Supplied material:
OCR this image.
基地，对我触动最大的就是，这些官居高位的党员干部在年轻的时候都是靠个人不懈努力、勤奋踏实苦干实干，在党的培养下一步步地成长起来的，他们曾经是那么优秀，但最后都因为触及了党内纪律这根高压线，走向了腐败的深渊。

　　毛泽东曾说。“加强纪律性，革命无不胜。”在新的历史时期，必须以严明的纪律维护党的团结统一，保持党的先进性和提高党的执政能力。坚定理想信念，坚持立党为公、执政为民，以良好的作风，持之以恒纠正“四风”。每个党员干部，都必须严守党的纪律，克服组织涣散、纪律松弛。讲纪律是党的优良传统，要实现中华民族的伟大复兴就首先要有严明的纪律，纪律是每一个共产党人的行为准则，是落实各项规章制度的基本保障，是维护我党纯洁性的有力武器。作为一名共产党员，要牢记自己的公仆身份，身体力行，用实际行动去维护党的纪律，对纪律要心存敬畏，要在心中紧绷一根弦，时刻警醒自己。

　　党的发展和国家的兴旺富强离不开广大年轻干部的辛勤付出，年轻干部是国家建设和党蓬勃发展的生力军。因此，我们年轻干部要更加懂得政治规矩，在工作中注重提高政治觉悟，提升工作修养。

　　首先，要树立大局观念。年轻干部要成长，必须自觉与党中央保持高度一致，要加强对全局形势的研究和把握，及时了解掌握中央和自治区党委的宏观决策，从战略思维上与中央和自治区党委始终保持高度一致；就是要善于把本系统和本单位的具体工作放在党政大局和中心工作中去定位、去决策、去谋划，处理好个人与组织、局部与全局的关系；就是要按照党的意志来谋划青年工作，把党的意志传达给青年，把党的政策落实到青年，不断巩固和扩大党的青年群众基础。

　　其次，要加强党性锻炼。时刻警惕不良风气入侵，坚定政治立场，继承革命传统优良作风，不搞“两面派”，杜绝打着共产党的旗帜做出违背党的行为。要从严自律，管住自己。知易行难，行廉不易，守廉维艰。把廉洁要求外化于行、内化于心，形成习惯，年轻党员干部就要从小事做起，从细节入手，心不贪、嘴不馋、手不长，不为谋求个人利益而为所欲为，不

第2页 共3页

Exercise brief: Write out the complete set of records exactly as given.

Solution below:
OCR this image.
基地，对我触动最大的就是，这些官居高位的党员干部在年轻的时候都是靠个人不懈努力、勤奋踏实苦干实干，在党的培养下一步步地成长起来的，他们曾经是那么优秀，但最后都因为触及了党内纪律这根高压线，走向了腐败的深渊。

　　毛泽东曾说。“加强纪律性，革命无不胜。”在新的历史时期，必须以严明的纪律维护党的团结统一，保持党的先进性和提高党的执政能力。坚定理想信念，坚持立党为公、执政为民，以良好的作风，持之以恒纠正“四风”。每个党员干部，都必须严守党的纪律，克服组织涣散、纪律松弛。讲纪律是党的优良传统，要实现中华民族的伟大复兴就首先要有严明的纪律，纪律是每一个共产党人的行为准则，是落实各项规章制度的基本保障，是维护我党纯洁性的有力武器。作为一名共产党员，要牢记自己的公仆身份，身体力行，用实际行动去维护党的纪律，对纪律要心存敬畏，要在心中紧绷一根弦，时刻警醒自己。

　　党的发展和国家的兴旺富强离不开广大年轻干部的辛勤付出，年轻干部是国家建设和党蓬勃发展的生力军。因此，我们年轻干部要更加懂得政治规矩，在工作中注重提高政治觉悟，提升工作修养。

　　首先，要树立大局观念。年轻干部要成长，必须自觉与党中央保持高度一致，要加强对全局形势的研究和把握，及时了解掌握中央和自治区党委的宏观决策，从战略思维上与中央和自治区党委始终保持高度一致；就是要善于把本系统和本单位的具体工作放在党政大局和中心工作中去定位、去决策、去谋划，处理好个人与组织、局部与全局的关系；就是要按照党的意志来谋划青年工作，把党的意志传达给青年，把党的政策落实到青年，不断巩固和扩大党的青年群众基础。

　　其次，要加强党性锻炼。时刻警惕不良风气入侵，坚定政治立场，继承革命传统优良作风，不搞“两面派”，杜绝打着共产党的旗帜做出违背党的行为。要从严自律，管住自己。知易行难，行廉不易，守廉维艰。把廉洁要求外化于行、内化于心，形成习惯，年轻党员干部就要从小事做起，从细节入手，心不贪、嘴不馋、手不长，不为谋求个人利益而为所欲为，不

第2页 共3页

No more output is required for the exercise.